#### TASK GOAL
Copy out each line of the data holding "down".

#### RECORD EXTRACTS
◆ ◆ ◆

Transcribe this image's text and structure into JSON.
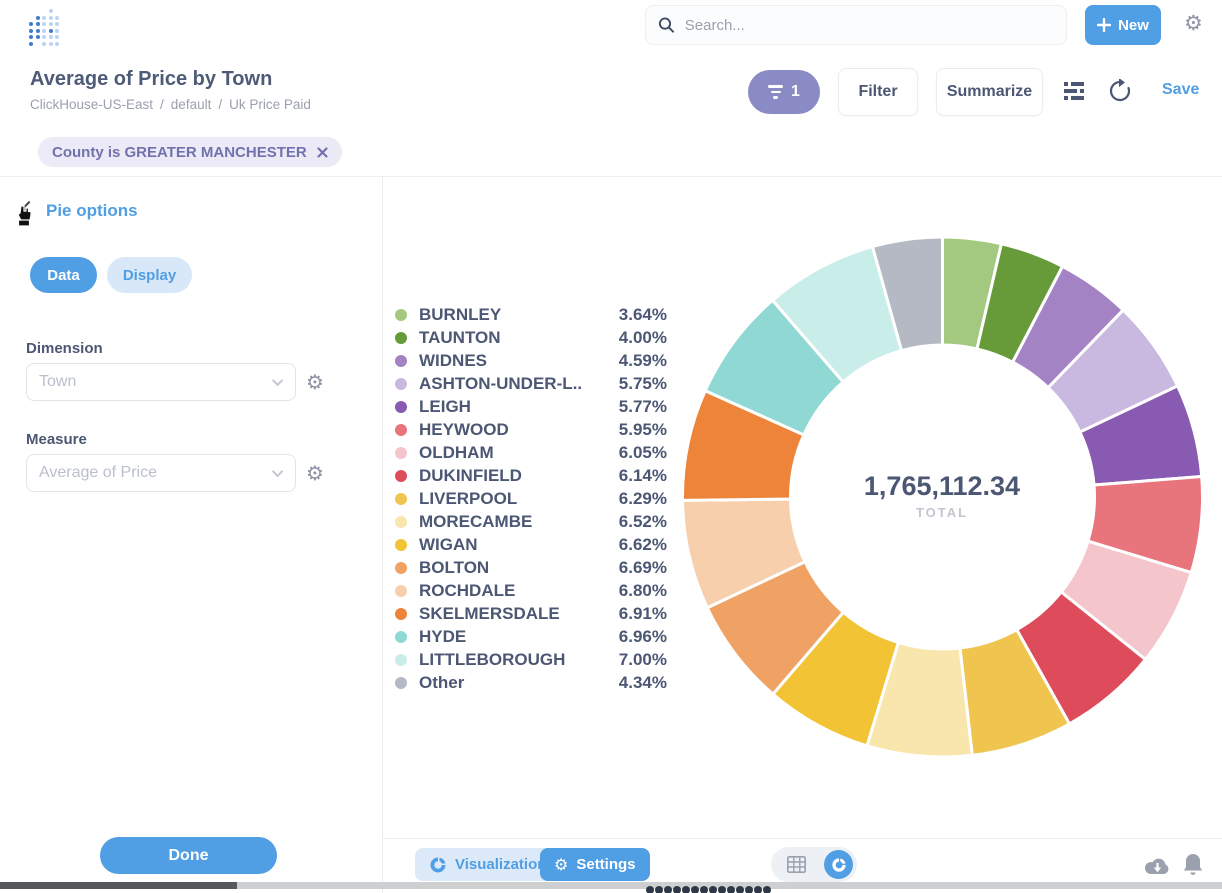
{
  "colors": {
    "accent": "#509EE3",
    "text_dark": "#4C5773",
    "text_muted": "#9AA0AE",
    "filter_purple": "#8A8BC5",
    "chip_bg": "#EDEAF7",
    "chip_text": "#7172AD"
  },
  "icons": {
    "gear": "⚙",
    "logo": "metabase-dot-grid",
    "search": "magnifier",
    "plus": "plus",
    "filter_funnel": "funnel-lines",
    "notebook": "list-lines",
    "refresh": "circular-arrow",
    "close": "x",
    "chevron_down": "chevron-down",
    "chevron_left": "chevron-left",
    "table": "grid",
    "pie": "donut-chart",
    "download": "cloud-down-arrow",
    "bell": "bell"
  },
  "topbar": {
    "search_placeholder": "Search...",
    "new_label": "New"
  },
  "question": {
    "title": "Average of Price by Town",
    "breadcrumb": {
      "database": "ClickHouse-US-East",
      "separator": "/",
      "schema": "default",
      "table": "Uk Price Paid"
    },
    "filter_count": "1",
    "filter_label": "Filter",
    "summarize_label": "Summarize",
    "save_label": "Save"
  },
  "filters": {
    "chip_label": "County is GREATER MANCHESTER"
  },
  "sidebar": {
    "title": "Pie options",
    "tabs": [
      {
        "label": "Data",
        "active": true
      },
      {
        "label": "Display",
        "active": false
      }
    ],
    "dimension_label": "Dimension",
    "dimension_value": "Town",
    "measure_label": "Measure",
    "measure_value": "Average of Price",
    "done_label": "Done"
  },
  "footer": {
    "visualization_label": "Visualization",
    "settings_label": "Settings"
  },
  "chart_data": {
    "type": "pie",
    "subtype": "donut",
    "title": "Average of Price by Town",
    "legend_position": "left",
    "clockwise": true,
    "start_angle": "top",
    "total_value": "1,765,112.34",
    "total_label": "TOTAL",
    "categories": [
      "BURNLEY",
      "TAUNTON",
      "WIDNES",
      "ASHTON-UNDER-L..",
      "LEIGH",
      "HEYWOOD",
      "OLDHAM",
      "DUKINFIELD",
      "LIVERPOOL",
      "MORECAMBE",
      "WIGAN",
      "BOLTON",
      "ROCHDALE",
      "SKELMERSDALE",
      "HYDE",
      "LITTLEBOROUGH",
      "Other"
    ],
    "values": [
      3.64,
      4.0,
      4.59,
      5.75,
      5.77,
      5.95,
      6.05,
      6.14,
      6.29,
      6.52,
      6.62,
      6.69,
      6.8,
      6.91,
      6.96,
      7.0,
      4.34
    ],
    "value_labels": [
      "3.64%",
      "4.00%",
      "4.59%",
      "5.75%",
      "5.77%",
      "5.95%",
      "6.05%",
      "6.14%",
      "6.29%",
      "6.52%",
      "6.62%",
      "6.69%",
      "6.80%",
      "6.91%",
      "6.96%",
      "7.00%",
      "4.34%"
    ],
    "slice_colors": [
      "#A3C980",
      "#679A39",
      "#A483C5",
      "#C9B8E0",
      "#885AB1",
      "#E8747C",
      "#F4C6CC",
      "#DE4C5C",
      "#F0C54F",
      "#F8E6AC",
      "#F3C336",
      "#F0A265",
      "#F8CFAC",
      "#ED8439",
      "#90D8D3",
      "#C9EDE8",
      "#B5B9C4"
    ]
  }
}
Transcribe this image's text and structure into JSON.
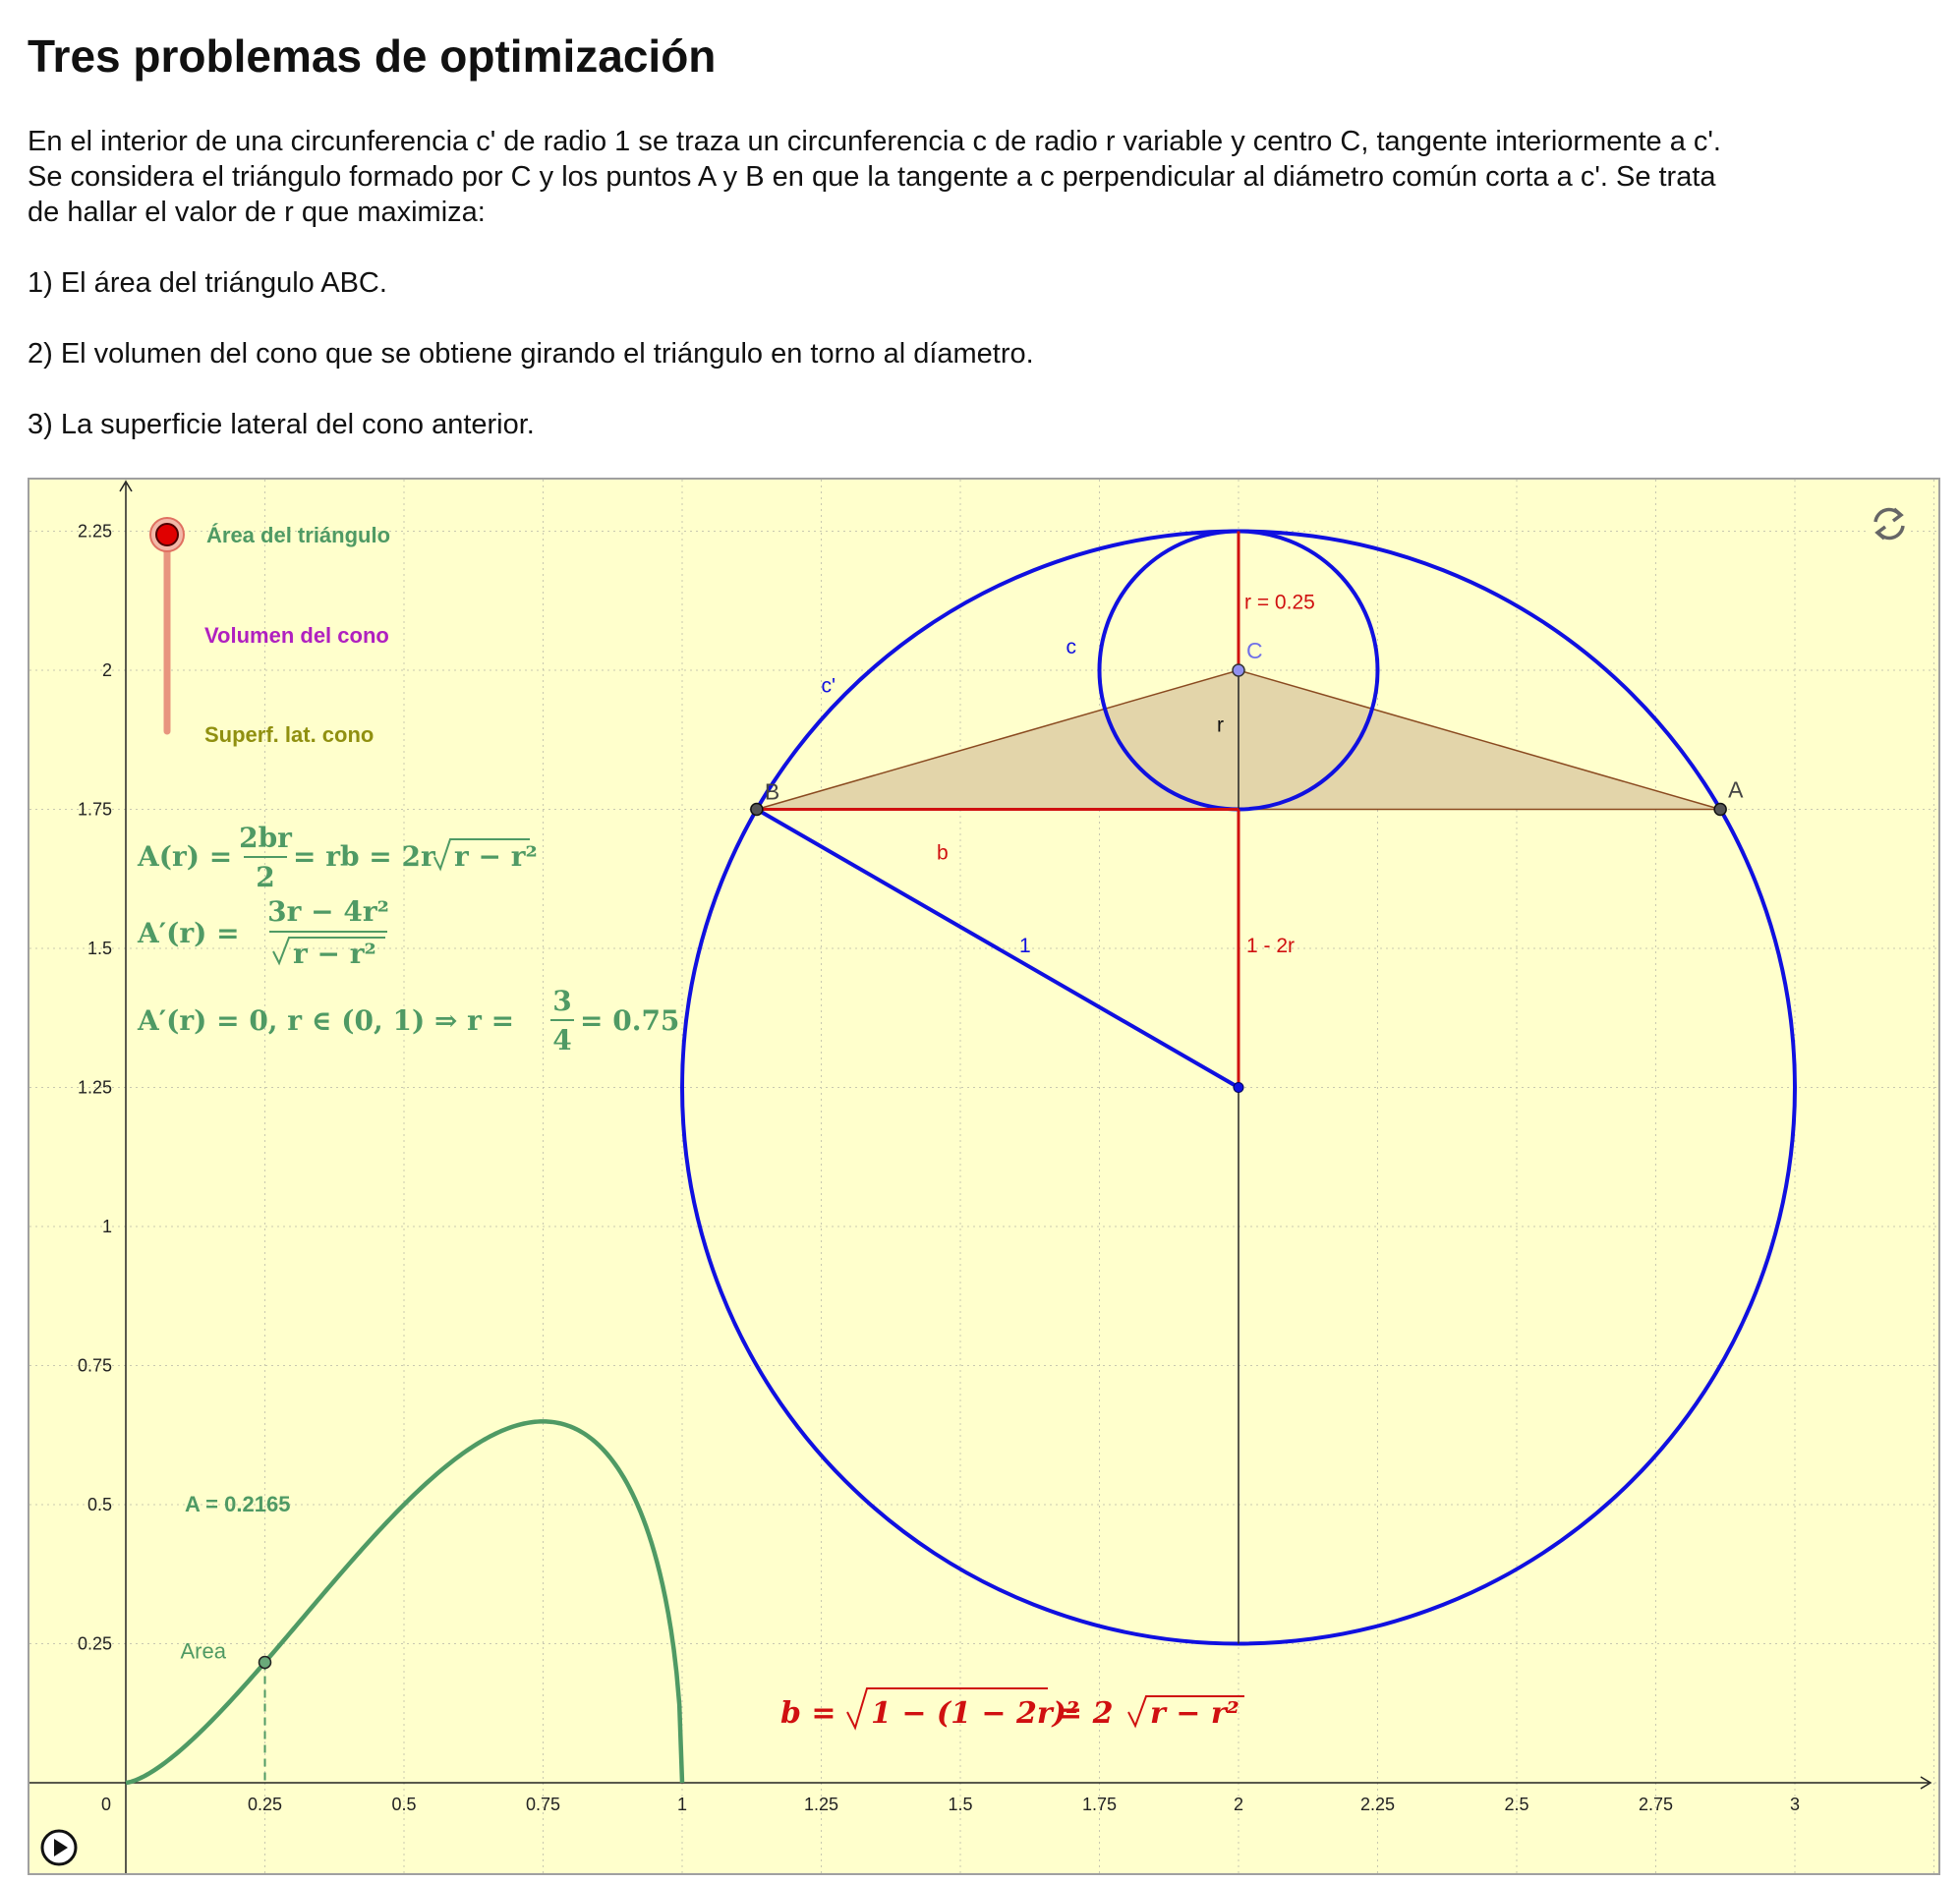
{
  "page": {
    "title": "Tres problemas de optimización",
    "intro_lines": [
      "En el interior de una circunferencia c' de radio 1 se traza un circunferencia c de radio r variable y centro C, tangente interiormente a c'.",
      "Se considera el triángulo formado por C y los puntos A y B en que la tangente a c perpendicular al diámetro común corta a c'. Se trata",
      "de hallar el valor de r que maximiza:"
    ],
    "items": [
      "1) El área del triángulo ABC.",
      "2) El volumen del cono que se obtiene girando el triángulo en torno al díametro.",
      "3) La superficie lateral del cono anterior."
    ]
  },
  "applet": {
    "options": {
      "area": "Área del triángulo",
      "volume": "Volumen del cono",
      "surface": "Superf. lat. cono",
      "selected": "area"
    },
    "formulas": {
      "A_r_lhs": "A(r) =",
      "A_r_num": "2br",
      "A_r_den": "2",
      "A_r_rhs": "= rb = 2r",
      "A_r_root": "r − r²",
      "Ap_lhs": "A′(r) =",
      "Ap_num": "3r − 4r²",
      "Ap_den_root": "r − r²",
      "cond_lhs": "A′(r) = 0,  r ∈ (0, 1)  ⇒  r =",
      "cond_num": "3",
      "cond_den": "4",
      "cond_rhs": "= 0.75",
      "b_lhs": "b =",
      "b_root": "1 − (1 − 2r)²",
      "b_mid": "= 2",
      "b_root2": "r − r²"
    },
    "value_label": "A = 0.2165",
    "curve_point_label": "Area",
    "labels": {
      "r_value": "r = 0.25",
      "C": "C",
      "c": "c",
      "c_prime": "c'",
      "r": "r",
      "B": "B",
      "A": "A",
      "b": "b",
      "one": "1",
      "one_minus_2r": "1 - 2r"
    },
    "colors": {
      "background": "#ffffcc",
      "green": "#4f9a64",
      "purple": "#b020c0",
      "olive": "#909010",
      "blue": "#1010e0",
      "red": "#d01010",
      "triangle_fill": "#e3d5aa",
      "slider_handle": "#e00000"
    },
    "icons": [
      "reset-icon",
      "play-icon"
    ]
  },
  "chart_data": {
    "type": "line",
    "x_ticks": [
      "0",
      "0.25",
      "0.5",
      "0.75",
      "1",
      "1.25",
      "1.5",
      "1.75",
      "2",
      "2.25",
      "2.5",
      "2.75",
      "3"
    ],
    "y_ticks": [
      "0.25",
      "0.5",
      "0.75",
      "1",
      "1.25",
      "1.5",
      "1.75",
      "2",
      "2.25"
    ],
    "xlim": [
      -0.175,
      3.25
    ],
    "ylim": [
      -0.15,
      2.35
    ],
    "grid": true,
    "series": [
      {
        "function": "A(r)",
        "x": [
          0,
          0.05,
          0.1,
          0.15,
          0.2,
          0.25,
          0.3,
          0.35,
          0.4,
          0.45,
          0.5,
          0.55,
          0.6,
          0.65,
          0.7,
          0.75,
          0.8,
          0.85,
          0.9,
          0.95,
          0.98,
          1
        ],
        "y": [
          0,
          0.0218,
          0.06,
          0.1071,
          0.16,
          0.2165,
          0.275,
          0.3339,
          0.3919,
          0.4478,
          0.5,
          0.5472,
          0.5879,
          0.62,
          0.6415,
          0.6495,
          0.64,
          0.607,
          0.54,
          0.4141,
          0.2744,
          0
        ]
      }
    ],
    "current_point": {
      "x": 0.25,
      "y": 0.2165
    },
    "geometry": {
      "big_circle_center": [
        2,
        1.25
      ],
      "big_circle_radius": 1,
      "small_circle_center": [
        2,
        2
      ],
      "small_circle_radius": 0.25,
      "A": [
        2.866,
        1.75
      ],
      "B": [
        1.134,
        1.75
      ],
      "C": [
        2,
        2
      ]
    }
  }
}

◆ ◆ ◆

#### THE RESULT
    "chevron_down": "chevron-down",
    "download": "cloud-down-arrow",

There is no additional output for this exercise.